──────── Records to use ────────

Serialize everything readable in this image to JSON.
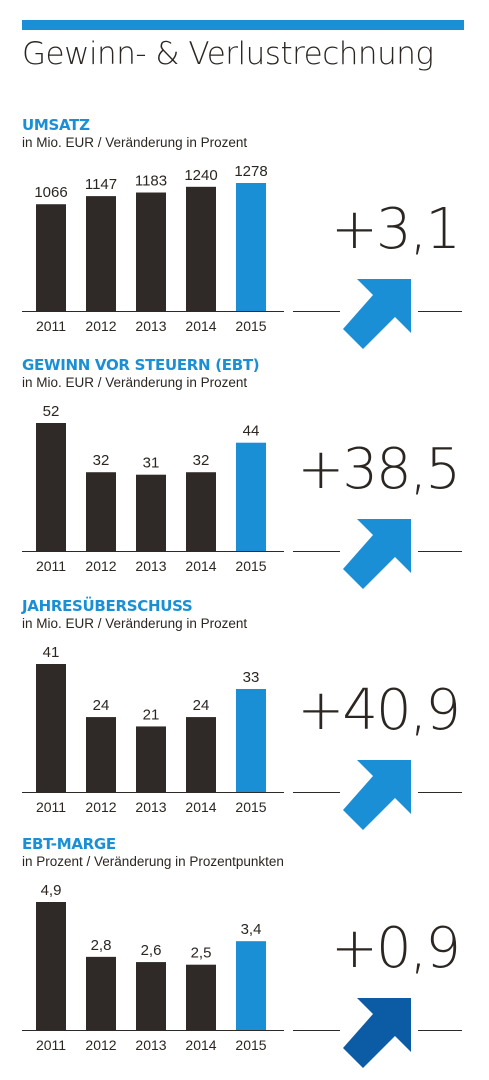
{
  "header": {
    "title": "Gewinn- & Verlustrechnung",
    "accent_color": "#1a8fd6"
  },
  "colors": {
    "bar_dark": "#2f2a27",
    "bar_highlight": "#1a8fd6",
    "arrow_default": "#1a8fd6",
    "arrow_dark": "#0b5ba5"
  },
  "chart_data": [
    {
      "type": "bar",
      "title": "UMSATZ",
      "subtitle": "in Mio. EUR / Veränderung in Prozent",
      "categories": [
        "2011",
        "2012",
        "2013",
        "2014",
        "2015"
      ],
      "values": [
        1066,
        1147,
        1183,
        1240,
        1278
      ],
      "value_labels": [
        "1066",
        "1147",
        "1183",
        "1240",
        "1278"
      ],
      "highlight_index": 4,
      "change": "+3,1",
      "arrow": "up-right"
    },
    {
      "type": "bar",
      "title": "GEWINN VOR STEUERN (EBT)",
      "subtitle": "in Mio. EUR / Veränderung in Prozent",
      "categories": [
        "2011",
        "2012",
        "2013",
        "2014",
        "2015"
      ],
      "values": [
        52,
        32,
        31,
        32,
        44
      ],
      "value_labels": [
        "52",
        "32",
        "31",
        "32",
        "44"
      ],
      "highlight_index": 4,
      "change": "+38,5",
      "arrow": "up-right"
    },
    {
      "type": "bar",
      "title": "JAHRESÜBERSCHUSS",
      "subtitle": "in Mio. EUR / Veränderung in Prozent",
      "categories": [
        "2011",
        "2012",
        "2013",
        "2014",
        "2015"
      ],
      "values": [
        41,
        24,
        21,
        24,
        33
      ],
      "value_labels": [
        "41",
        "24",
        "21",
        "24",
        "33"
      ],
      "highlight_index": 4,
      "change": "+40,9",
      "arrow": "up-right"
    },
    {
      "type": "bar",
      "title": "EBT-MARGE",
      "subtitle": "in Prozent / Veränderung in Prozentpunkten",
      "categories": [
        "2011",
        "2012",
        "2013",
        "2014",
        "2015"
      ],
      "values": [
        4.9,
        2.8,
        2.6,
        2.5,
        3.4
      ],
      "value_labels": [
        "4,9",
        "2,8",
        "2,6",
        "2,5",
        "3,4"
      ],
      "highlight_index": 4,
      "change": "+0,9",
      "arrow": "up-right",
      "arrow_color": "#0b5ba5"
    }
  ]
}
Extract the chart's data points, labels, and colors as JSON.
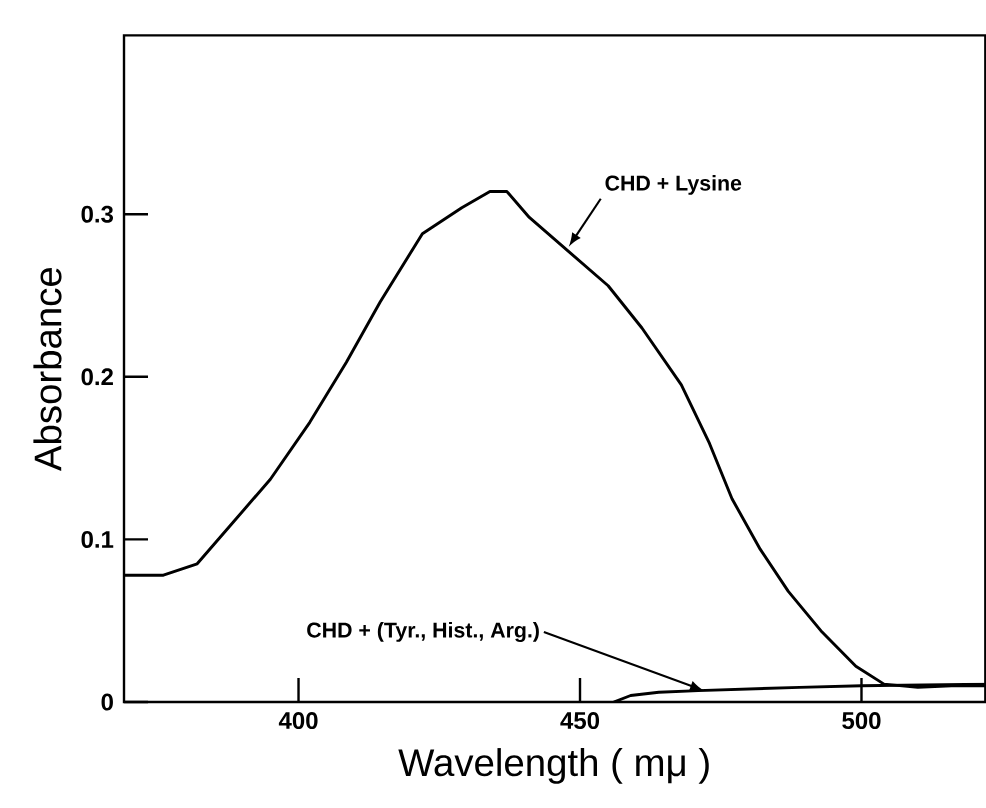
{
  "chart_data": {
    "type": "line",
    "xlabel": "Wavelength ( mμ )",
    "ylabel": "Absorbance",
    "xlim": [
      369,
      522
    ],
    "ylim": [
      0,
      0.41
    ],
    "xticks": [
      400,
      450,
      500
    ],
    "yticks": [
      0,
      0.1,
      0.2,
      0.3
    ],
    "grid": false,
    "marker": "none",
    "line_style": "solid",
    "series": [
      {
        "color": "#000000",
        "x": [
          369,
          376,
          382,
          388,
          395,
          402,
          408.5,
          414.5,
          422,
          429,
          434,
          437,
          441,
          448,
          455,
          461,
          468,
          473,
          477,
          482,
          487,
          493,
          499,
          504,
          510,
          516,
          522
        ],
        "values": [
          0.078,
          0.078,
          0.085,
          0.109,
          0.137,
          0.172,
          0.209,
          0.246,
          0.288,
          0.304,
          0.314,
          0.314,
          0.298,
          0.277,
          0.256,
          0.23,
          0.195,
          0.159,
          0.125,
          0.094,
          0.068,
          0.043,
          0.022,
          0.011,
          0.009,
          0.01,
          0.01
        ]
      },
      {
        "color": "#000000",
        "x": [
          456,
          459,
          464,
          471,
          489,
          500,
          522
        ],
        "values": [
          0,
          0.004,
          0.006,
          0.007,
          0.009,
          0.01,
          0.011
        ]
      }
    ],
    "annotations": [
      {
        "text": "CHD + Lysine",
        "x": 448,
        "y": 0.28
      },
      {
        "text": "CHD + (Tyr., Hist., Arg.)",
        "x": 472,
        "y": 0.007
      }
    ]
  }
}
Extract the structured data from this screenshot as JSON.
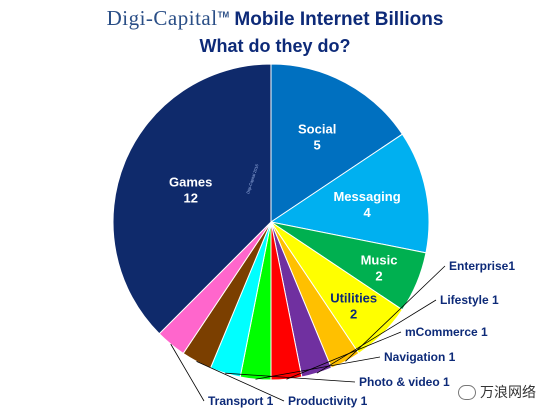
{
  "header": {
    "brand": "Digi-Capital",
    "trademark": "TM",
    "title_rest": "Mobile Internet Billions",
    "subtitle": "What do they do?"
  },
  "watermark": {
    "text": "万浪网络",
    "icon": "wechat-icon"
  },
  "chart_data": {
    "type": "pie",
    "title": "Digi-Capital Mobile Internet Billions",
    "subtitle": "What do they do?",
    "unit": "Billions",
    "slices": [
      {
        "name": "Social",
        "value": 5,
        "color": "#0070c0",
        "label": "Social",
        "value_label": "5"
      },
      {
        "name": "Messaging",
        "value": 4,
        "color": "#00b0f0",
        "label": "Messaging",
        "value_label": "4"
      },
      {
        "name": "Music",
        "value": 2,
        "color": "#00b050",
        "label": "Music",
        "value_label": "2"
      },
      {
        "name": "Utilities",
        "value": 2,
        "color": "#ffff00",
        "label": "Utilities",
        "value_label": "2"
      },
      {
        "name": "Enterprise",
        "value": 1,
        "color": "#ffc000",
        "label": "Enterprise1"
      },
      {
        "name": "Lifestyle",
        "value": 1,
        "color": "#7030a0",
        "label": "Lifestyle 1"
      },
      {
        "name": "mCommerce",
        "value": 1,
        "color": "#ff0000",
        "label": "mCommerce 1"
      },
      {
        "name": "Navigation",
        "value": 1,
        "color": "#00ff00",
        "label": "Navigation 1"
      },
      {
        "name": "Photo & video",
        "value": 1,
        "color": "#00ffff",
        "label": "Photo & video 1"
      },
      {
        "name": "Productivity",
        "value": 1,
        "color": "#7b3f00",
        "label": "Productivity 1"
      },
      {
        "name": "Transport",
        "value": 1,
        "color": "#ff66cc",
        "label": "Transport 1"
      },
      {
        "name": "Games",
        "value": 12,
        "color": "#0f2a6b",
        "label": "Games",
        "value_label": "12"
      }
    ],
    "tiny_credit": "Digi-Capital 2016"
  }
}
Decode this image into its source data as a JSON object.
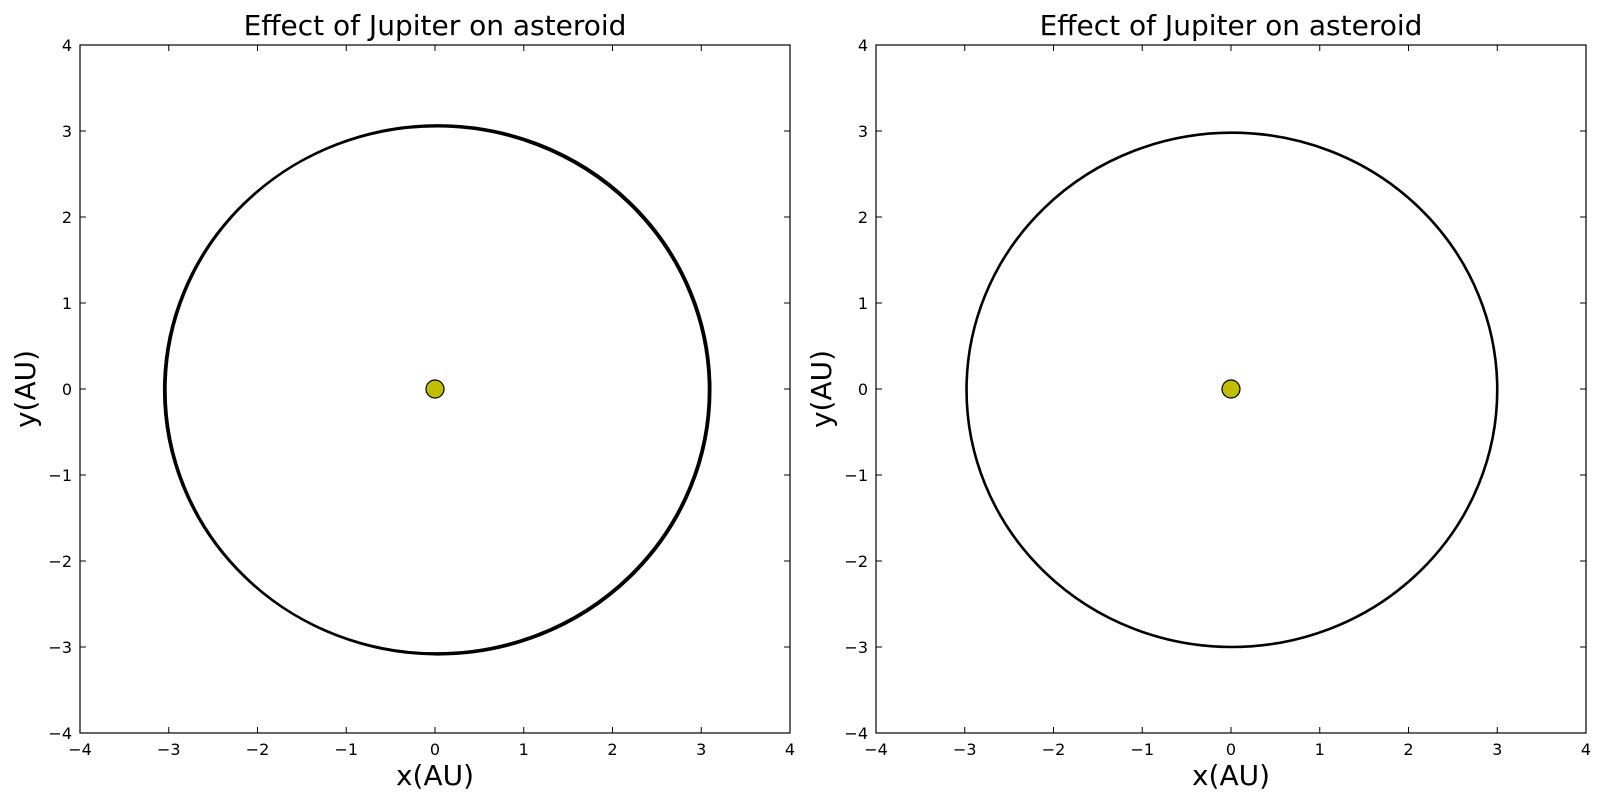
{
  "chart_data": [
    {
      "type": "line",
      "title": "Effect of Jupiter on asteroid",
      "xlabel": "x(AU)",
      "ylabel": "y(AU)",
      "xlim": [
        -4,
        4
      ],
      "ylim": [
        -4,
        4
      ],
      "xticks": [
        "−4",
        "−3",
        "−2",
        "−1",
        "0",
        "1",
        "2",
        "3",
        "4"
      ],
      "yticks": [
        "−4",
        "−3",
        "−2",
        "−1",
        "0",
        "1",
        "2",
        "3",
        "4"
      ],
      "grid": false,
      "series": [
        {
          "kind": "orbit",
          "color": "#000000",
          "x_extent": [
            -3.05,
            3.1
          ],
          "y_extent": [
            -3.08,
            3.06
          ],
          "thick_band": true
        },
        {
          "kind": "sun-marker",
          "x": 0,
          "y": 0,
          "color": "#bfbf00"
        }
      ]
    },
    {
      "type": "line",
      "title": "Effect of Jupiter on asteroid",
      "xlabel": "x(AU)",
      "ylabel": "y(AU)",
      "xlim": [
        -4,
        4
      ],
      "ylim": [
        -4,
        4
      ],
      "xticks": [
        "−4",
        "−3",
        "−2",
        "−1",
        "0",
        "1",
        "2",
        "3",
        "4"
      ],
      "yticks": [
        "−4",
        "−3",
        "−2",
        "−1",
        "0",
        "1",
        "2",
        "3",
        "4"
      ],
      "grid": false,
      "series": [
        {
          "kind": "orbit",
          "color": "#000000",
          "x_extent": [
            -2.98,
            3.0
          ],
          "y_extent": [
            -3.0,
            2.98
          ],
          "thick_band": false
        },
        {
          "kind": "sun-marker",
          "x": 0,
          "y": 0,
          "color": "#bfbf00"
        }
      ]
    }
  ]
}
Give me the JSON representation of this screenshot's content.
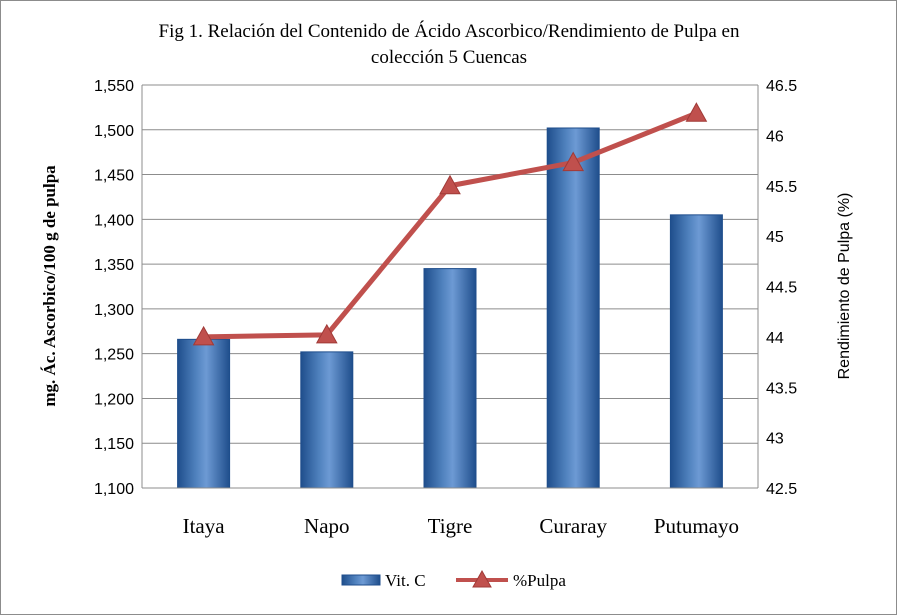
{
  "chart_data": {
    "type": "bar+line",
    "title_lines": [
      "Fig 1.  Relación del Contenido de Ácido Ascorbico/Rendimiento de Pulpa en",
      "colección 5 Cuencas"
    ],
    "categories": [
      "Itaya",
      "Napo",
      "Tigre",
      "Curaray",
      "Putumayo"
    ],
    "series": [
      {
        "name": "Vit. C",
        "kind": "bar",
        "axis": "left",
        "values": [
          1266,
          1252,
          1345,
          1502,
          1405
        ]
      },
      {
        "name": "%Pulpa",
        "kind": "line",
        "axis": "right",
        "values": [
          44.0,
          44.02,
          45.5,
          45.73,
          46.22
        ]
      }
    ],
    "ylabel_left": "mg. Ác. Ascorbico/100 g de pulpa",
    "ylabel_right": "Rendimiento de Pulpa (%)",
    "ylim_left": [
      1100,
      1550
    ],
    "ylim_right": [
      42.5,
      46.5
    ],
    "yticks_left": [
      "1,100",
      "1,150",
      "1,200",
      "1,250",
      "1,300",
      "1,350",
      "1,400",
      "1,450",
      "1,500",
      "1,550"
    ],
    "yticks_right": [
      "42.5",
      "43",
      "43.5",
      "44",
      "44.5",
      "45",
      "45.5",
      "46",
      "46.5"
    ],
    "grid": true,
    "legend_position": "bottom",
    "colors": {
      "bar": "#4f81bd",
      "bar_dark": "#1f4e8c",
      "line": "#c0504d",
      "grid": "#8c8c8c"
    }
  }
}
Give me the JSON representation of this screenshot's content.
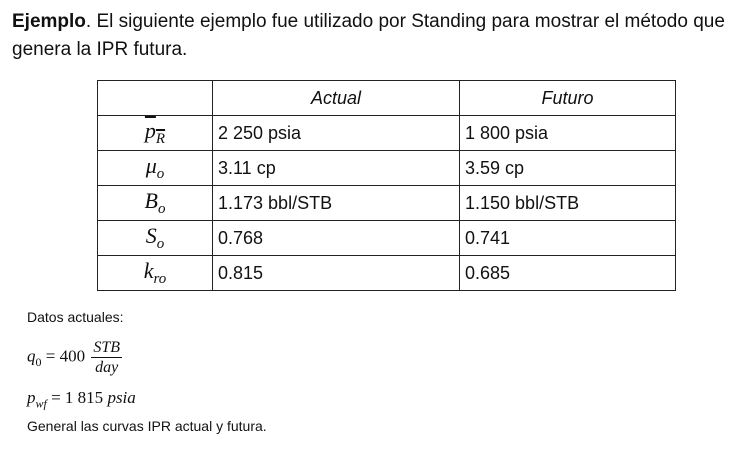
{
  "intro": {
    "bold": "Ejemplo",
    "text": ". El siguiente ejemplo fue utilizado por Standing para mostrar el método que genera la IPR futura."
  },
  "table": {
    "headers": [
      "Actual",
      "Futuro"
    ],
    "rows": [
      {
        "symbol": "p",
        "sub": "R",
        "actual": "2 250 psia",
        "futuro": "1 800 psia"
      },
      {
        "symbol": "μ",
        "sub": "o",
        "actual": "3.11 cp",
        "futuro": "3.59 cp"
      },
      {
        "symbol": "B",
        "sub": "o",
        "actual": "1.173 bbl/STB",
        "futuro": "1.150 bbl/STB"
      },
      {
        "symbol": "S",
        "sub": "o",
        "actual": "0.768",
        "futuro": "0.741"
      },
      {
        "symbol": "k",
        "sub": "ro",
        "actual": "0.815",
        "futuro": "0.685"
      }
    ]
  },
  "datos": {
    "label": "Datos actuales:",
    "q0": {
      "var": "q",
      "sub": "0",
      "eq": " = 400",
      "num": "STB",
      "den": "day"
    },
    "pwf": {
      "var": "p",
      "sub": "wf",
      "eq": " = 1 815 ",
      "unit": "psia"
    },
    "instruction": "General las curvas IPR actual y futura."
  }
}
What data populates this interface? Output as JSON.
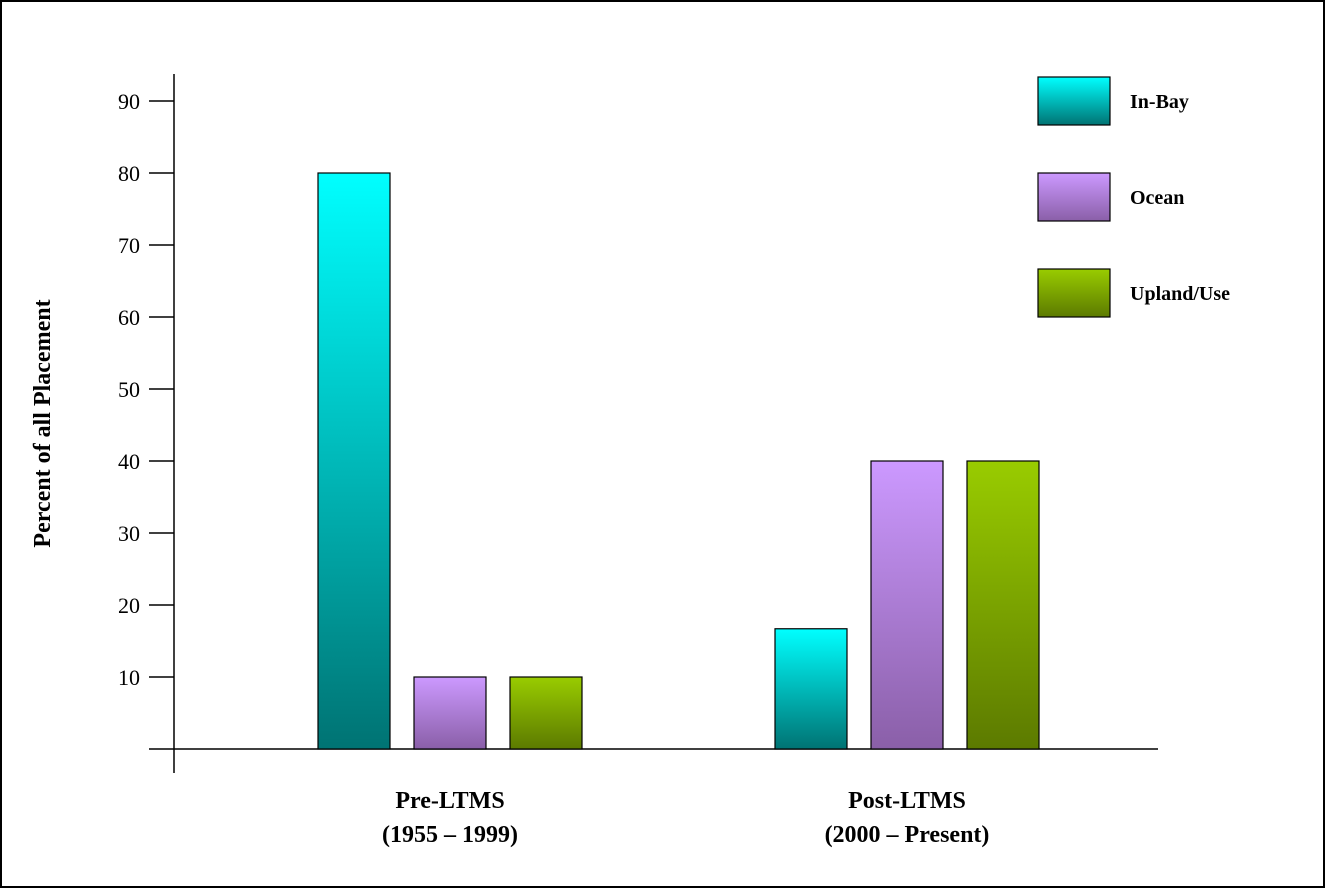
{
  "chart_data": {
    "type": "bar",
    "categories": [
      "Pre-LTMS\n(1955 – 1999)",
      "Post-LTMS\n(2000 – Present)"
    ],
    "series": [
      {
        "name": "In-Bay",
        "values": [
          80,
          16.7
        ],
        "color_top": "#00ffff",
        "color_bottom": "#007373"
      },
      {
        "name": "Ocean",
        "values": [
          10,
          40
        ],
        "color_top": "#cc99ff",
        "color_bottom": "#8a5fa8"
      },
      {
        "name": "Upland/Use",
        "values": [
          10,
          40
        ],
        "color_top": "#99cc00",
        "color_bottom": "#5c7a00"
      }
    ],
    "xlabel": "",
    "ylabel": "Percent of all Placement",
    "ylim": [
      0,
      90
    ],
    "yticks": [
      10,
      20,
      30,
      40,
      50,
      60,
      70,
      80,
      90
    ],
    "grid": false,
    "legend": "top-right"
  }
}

────────

■ **What to work on**:
Identify which lines contain the word "this" and copy each one.

■ **Correct result**:
Serialize everything readable in this image to JSON.
Extract the structured data from this screenshot as JSON.
Decode this image into its source data as a JSON object.
Give me the JSON representation of this screenshot's content.
Give me the JSON representation of this screenshot's content.
What data populates this interface? Output as JSON.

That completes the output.